■ EXERCISE TASK: Each line of the material below should be reproduced exactly.

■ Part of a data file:
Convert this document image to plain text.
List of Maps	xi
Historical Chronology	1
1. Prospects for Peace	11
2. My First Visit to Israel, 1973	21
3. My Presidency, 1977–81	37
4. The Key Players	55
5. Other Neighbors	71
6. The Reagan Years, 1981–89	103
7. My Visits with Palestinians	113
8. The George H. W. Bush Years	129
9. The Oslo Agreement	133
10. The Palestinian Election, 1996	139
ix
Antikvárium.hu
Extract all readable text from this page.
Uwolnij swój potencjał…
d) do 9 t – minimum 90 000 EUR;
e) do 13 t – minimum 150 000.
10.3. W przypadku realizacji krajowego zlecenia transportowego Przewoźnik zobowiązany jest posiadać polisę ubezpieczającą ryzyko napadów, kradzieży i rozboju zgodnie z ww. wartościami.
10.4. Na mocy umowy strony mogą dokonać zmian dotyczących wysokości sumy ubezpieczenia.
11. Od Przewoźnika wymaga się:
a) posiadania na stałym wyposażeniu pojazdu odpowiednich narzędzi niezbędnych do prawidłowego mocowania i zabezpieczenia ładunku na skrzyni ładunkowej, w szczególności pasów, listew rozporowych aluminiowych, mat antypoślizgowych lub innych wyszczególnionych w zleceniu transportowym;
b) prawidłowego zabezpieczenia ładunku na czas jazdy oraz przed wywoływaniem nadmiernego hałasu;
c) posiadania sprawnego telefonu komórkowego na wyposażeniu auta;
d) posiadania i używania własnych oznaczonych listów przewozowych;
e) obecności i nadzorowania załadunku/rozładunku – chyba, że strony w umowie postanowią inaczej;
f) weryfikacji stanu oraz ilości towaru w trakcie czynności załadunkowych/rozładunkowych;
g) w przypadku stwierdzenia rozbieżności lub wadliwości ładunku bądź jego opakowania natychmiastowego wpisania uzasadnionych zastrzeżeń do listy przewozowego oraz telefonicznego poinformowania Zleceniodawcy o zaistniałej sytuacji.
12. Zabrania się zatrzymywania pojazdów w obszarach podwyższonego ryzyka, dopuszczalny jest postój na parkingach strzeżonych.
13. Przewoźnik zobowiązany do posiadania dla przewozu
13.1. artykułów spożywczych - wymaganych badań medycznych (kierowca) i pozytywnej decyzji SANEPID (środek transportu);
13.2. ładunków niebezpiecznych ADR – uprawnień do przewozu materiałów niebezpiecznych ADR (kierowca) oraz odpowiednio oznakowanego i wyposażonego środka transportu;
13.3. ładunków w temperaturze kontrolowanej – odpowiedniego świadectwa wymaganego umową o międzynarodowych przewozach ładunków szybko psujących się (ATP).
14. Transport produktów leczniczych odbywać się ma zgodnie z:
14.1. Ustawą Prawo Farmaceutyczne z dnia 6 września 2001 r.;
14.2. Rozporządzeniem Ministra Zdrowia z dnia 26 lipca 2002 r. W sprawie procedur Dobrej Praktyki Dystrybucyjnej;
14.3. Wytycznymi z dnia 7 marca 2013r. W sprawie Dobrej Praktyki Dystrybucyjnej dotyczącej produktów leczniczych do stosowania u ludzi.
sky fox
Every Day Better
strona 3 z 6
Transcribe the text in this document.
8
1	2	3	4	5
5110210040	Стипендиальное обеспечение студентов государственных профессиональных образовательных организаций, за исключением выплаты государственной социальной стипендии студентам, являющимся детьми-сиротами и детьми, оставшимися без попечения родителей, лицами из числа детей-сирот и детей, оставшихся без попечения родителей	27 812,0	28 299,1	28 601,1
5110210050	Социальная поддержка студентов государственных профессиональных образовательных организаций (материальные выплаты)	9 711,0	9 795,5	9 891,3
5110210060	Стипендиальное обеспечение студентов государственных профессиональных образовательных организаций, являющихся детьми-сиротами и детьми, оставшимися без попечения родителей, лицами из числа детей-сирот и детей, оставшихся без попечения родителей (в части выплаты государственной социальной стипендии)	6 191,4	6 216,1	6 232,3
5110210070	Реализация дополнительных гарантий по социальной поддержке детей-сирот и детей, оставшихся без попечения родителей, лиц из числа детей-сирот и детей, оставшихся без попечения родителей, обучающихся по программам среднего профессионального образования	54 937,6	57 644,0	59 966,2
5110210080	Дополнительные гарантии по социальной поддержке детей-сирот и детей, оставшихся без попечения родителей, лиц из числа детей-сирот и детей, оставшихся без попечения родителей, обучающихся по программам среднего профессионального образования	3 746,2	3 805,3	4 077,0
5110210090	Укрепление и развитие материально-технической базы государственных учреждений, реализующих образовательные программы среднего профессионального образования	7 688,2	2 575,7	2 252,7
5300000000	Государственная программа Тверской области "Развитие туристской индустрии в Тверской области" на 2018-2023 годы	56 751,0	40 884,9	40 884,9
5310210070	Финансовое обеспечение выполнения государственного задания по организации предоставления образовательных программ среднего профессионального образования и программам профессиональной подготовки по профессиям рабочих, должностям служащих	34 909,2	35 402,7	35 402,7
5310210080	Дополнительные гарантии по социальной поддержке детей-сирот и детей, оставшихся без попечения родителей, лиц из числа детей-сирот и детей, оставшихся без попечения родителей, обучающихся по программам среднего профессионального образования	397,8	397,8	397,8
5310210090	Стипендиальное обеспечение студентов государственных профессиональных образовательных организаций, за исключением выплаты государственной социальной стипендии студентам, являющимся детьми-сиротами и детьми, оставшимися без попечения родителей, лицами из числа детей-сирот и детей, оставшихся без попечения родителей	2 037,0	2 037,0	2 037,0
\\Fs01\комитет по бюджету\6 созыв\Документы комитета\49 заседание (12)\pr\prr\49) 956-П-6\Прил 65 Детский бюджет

■ FINISHED EXERCISE:
Convert this document image to plain text.
List of Maps	xi
Historical Chronology	1
1. Prospects for Peace	11
2. My First Visit to Israel, 1973	21
3. My Presidency, 1977–81	37
4. The Key Players	55
5. Other Neighbors	71
6. The Reagan Years, 1981–89	103
7. My Visits with Palestinians	113
8. The George H. W. Bush Years	129
9. The Oslo Agreement	133
10. The Palestinian Election, 1996	139
ix
Antikvárium.hu
Extract all readable text from this page.
Uwolnij swój potencjał…
d) do 9 t – minimum 90 000 EUR;
e) do 13 t – minimum 150 000.
10.3. W przypadku realizacji krajowego zlecenia transportowego Przewoźnik zobowiązany jest posiadać polisę ubezpieczającą ryzyko napadów, kradzieży i rozboju zgodnie z ww. wartościami.
10.4. Na mocy umowy strony mogą dokonać zmian dotyczących wysokości sumy ubezpieczenia.
11. Od Przewoźnika wymaga się:
a) posiadania na stałym wyposażeniu pojazdu odpowiednich narzędzi niezbędnych do prawidłowego mocowania i zabezpieczenia ładunku na skrzyni ładunkowej, w szczególności pasów, listew rozporowych aluminiowych, mat antypoślizgowych lub innych wyszczególnionych w zleceniu transportowym;
b) prawidłowego zabezpieczenia ładunku na czas jazdy oraz przed wywoływaniem nadmiernego hałasu;
c) posiadania sprawnego telefonu komórkowego na wyposażeniu auta;
d) posiadania i używania własnych oznaczonych listów przewozowych;
e) obecności i nadzorowania załadunku/rozładunku – chyba, że strony w umowie postanowią inaczej;
f) weryfikacji stanu oraz ilości towaru w trakcie czynności załadunkowych/rozładunkowych;
g) w przypadku stwierdzenia rozbieżności lub wadliwości ładunku bądź jego opakowania natychmiastowego wpisania uzasadnionych zastrzeżeń do listy przewozowego oraz telefonicznego poinformowania Zleceniodawcy o zaistniałej sytuacji.
12. Zabrania się zatrzymywania pojazdów w obszarach podwyższonego ryzyka, dopuszczalny jest postój na parkingach strzeżonych.
13. Przewoźnik zobowiązany do posiadania dla przewozu
13.1. artykułów spożywczych - wymaganych badań medycznych (kierowca) i pozytywnej decyzji SANEPID (środek transportu);
13.2. ładunków niebezpiecznych ADR – uprawnień do przewozu materiałów niebezpiecznych ADR (kierowca) oraz odpowiednio oznakowanego i wyposażonego środka transportu;
13.3. ładunków w temperaturze kontrolowanej – odpowiedniego świadectwa wymaganego umową o międzynarodowych przewozach ładunków szybko psujących się (ATP).
14. Transport produktów leczniczych odbywać się ma zgodnie z:
14.1. Ustawą Prawo Farmaceutyczne z dnia 6 września 2001 r.;
14.2. Rozporządzeniem Ministra Zdrowia z dnia 26 lipca 2002 r. W sprawie procedur Dobrej Praktyki Dystrybucyjnej;
14.3. Wytycznymi z dnia 7 marca 2013r. W sprawie Dobrej Praktyki Dystrybucyjnej dotyczącej produktów leczniczych do stosowania u ludzi.
sky fox
Every Day Better
strona 3 z 6
Transcribe the text in this document.
8
1	2	3	4	5
5110210040	Стипендиальное обеспечение студентов государственных профессиональных образовательных организаций, за исключением выплаты государственной социальной стипендии студентам, являющимся детьми-сиротами и детьми, оставшимися без попечения родителей, лицами из числа детей-сирот и детей, оставшихся без попечения родителей	27 812,0	28 299,1	28 601,1
5110210050	Социальная поддержка студентов государственных профессиональных образовательных организаций (материальные выплаты)	9 711,0	9 795,5	9 891,3
5110210060	Стипендиальное обеспечение студентов государственных профессиональных образовательных организаций, являющихся детьми-сиротами и детьми, оставшимися без попечения родителей, лицами из числа детей-сирот и детей, оставшихся без попечения родителей (в части выплаты государственной социальной стипендии)	6 191,4	6 216,1	6 232,3
5110210070	Реализация дополнительных гарантий по социальной поддержке детей-сирот и детей, оставшихся без попечения родителей, лиц из числа детей-сирот и детей, оставшихся без попечения родителей, обучающихся по программам среднего профессионального образования	54 937,6	57 644,0	59 966,2
5110210080	Дополнительные гарантии по социальной поддержке детей-сирот и детей, оставшихся без попечения родителей, лиц из числа детей-сирот и детей, оставшихся без попечения родителей, обучающихся по программам среднего профессионального образования	3 746,2	3 805,3	4 077,0
5110210090	Укрепление и развитие материально-технической базы государственных учреждений, реализующих образовательные программы среднего профессионального образования	7 688,2	2 575,7	2 252,7
5300000000	Государственная программа Тверской области "Развитие туристской индустрии в Тверской области" на 2018-2023 годы	56 751,0	40 884,9	40 884,9
5310210070	Финансовое обеспечение выполнения государственного задания по организации предоставления образовательных программ среднего профессионального образования и программам профессиональной подготовки по профессиям рабочих, должностям служащих	34 909,2	35 402,7	35 402,7
5310210080	Дополнительные гарантии по социальной поддержке детей-сирот и детей, оставшихся без попечения родителей, лиц из числа детей-сирот и детей, оставшихся без попечения родителей, обучающихся по программам среднего профессионального образования	397,8	397,8	397,8
5310210090	Стипендиальное обеспечение студентов государственных профессиональных образовательных организаций, за исключением выплаты государственной социальной стипендии студентам, являющимся детьми-сиротами и детьми, оставшимися без попечения родителей, лицами из числа детей-сирот и детей, оставшихся без попечения родителей	2 037,0	2 037,0	2 037,0
\\Fs01\комитет по бюджету\6 созыв\Документы комитета\49 заседание (12)\pr\prr\49) 956-П-6\Прил 65 Детский бюджет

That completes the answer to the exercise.